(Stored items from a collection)
***
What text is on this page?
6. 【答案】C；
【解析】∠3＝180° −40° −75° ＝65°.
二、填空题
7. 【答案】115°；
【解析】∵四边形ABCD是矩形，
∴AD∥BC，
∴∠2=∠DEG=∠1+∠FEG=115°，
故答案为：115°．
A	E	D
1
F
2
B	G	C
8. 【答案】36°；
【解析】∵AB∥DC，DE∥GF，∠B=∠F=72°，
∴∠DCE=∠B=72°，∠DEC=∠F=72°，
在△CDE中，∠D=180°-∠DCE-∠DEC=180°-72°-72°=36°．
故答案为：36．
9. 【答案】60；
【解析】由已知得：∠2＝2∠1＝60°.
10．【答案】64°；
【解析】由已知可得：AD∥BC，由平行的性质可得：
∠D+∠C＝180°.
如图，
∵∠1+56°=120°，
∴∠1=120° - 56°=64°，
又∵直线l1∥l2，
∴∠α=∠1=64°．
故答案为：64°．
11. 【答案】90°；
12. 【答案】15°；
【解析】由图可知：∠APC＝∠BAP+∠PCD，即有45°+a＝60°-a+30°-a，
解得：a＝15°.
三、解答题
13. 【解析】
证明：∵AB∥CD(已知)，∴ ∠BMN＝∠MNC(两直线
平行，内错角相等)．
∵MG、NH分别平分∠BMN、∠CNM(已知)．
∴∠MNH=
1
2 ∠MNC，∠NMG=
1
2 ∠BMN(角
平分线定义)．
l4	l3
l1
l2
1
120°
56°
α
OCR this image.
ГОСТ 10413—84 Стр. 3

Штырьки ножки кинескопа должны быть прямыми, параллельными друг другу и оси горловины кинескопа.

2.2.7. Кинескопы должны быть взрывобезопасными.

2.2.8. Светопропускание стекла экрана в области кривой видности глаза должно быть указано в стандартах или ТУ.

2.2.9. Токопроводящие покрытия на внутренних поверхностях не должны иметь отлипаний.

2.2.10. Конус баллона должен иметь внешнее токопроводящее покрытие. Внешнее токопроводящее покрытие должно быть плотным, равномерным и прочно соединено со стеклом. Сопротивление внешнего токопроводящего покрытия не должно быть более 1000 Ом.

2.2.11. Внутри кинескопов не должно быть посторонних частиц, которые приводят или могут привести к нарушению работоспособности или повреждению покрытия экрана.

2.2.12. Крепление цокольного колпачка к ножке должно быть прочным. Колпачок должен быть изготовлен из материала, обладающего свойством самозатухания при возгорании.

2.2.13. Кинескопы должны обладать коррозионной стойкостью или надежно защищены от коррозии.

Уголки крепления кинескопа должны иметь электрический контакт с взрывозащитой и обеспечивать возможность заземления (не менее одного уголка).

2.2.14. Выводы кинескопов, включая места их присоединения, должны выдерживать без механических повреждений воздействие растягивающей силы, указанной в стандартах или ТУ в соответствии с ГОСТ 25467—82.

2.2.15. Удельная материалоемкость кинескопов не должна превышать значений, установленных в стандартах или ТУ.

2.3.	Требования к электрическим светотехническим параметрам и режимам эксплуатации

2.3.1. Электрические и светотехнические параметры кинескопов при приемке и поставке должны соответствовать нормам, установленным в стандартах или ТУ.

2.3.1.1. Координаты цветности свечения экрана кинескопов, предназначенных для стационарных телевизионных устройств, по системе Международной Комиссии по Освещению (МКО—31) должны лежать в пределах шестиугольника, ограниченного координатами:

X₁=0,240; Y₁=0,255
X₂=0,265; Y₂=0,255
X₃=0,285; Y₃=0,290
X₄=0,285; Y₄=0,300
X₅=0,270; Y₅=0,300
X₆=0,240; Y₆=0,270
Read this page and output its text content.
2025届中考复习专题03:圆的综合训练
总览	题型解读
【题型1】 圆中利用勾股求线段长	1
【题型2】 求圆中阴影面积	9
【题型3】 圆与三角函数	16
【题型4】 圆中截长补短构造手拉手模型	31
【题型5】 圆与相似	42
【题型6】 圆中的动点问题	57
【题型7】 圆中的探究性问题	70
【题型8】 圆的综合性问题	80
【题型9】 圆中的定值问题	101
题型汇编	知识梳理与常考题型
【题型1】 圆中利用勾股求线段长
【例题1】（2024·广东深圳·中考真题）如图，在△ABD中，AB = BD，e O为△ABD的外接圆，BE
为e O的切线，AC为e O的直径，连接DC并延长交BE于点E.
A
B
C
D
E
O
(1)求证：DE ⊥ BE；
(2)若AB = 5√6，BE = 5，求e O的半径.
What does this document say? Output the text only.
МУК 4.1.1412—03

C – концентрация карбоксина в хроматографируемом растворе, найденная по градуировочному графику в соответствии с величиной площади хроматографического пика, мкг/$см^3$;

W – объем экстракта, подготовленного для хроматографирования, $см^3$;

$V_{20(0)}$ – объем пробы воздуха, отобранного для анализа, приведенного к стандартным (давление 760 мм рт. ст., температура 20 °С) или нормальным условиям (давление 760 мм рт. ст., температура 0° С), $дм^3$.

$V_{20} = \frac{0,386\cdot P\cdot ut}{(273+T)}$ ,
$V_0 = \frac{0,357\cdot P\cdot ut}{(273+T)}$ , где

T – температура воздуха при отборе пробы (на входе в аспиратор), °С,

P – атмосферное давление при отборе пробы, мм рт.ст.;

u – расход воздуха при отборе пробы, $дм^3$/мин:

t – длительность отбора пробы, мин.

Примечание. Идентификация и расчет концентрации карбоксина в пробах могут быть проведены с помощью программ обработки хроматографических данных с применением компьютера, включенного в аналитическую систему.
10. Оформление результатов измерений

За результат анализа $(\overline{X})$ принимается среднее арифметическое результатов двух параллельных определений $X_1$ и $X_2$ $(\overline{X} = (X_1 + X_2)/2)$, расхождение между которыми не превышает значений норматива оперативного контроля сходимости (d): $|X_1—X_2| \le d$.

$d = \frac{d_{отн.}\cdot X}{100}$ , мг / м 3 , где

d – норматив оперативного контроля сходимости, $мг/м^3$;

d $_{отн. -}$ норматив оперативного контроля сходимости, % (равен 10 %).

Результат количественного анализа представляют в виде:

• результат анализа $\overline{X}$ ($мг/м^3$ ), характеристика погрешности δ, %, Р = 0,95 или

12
***
**Goal:** Find the line containing "Read this page and output its text content.". Reproduce it exactly, along with every line after it through the last.

**Result of this exercise:**
Read this page and output its text content.
2025届中考复习专题03:圆的综合训练
总览	题型解读
【题型1】 圆中利用勾股求线段长	1
【题型2】 求圆中阴影面积	9
【题型3】 圆与三角函数	16
【题型4】 圆中截长补短构造手拉手模型	31
【题型5】 圆与相似	42
【题型6】 圆中的动点问题	57
【题型7】 圆中的探究性问题	70
【题型8】 圆的综合性问题	80
【题型9】 圆中的定值问题	101
题型汇编	知识梳理与常考题型
【题型1】 圆中利用勾股求线段长
【例题1】（2024·广东深圳·中考真题）如图，在△ABD中，AB = BD，e O为△ABD的外接圆，BE
为e O的切线，AC为e O的直径，连接DC并延长交BE于点E.
A
B
C
D
E
O
(1)求证：DE ⊥ BE；
(2)若AB = 5√6，BE = 5，求e O的半径.
What does this document say? Output the text only.
МУК 4.1.1412—03

C – концентрация карбоксина в хроматографируемом растворе, найденная по градуировочному графику в соответствии с величиной площади хроматографического пика, мкг/$см^3$;

W – объем экстракта, подготовленного для хроматографирования, $см^3$;

$V_{20(0)}$ – объем пробы воздуха, отобранного для анализа, приведенного к стандартным (давление 760 мм рт. ст., температура 20 °С) или нормальным условиям (давление 760 мм рт. ст., температура 0° С), $дм^3$.

$V_{20} = \frac{0,386\cdot P\cdot ut}{(273+T)}$ ,
$V_0 = \frac{0,357\cdot P\cdot ut}{(273+T)}$ , где

T – температура воздуха при отборе пробы (на входе в аспиратор), °С,

P – атмосферное давление при отборе пробы, мм рт.ст.;

u – расход воздуха при отборе пробы, $дм^3$/мин:

t – длительность отбора пробы, мин.

Примечание. Идентификация и расчет концентрации карбоксина в пробах могут быть проведены с помощью программ обработки хроматографических данных с применением компьютера, включенного в аналитическую систему.
10. Оформление результатов измерений

За результат анализа $(\overline{X})$ принимается среднее арифметическое результатов двух параллельных определений $X_1$ и $X_2$ $(\overline{X} = (X_1 + X_2)/2)$, расхождение между которыми не превышает значений норматива оперативного контроля сходимости (d): $|X_1—X_2| \le d$.

$d = \frac{d_{отн.}\cdot X}{100}$ , мг / м 3 , где

d – норматив оперативного контроля сходимости, $мг/м^3$;

d $_{отн. -}$ норматив оперативного контроля сходимости, % (равен 10 %).

Результат количественного анализа представляют в виде:

• результат анализа $\overline{X}$ ($мг/м^3$ ), характеристика погрешности δ, %, Р = 0,95 или

12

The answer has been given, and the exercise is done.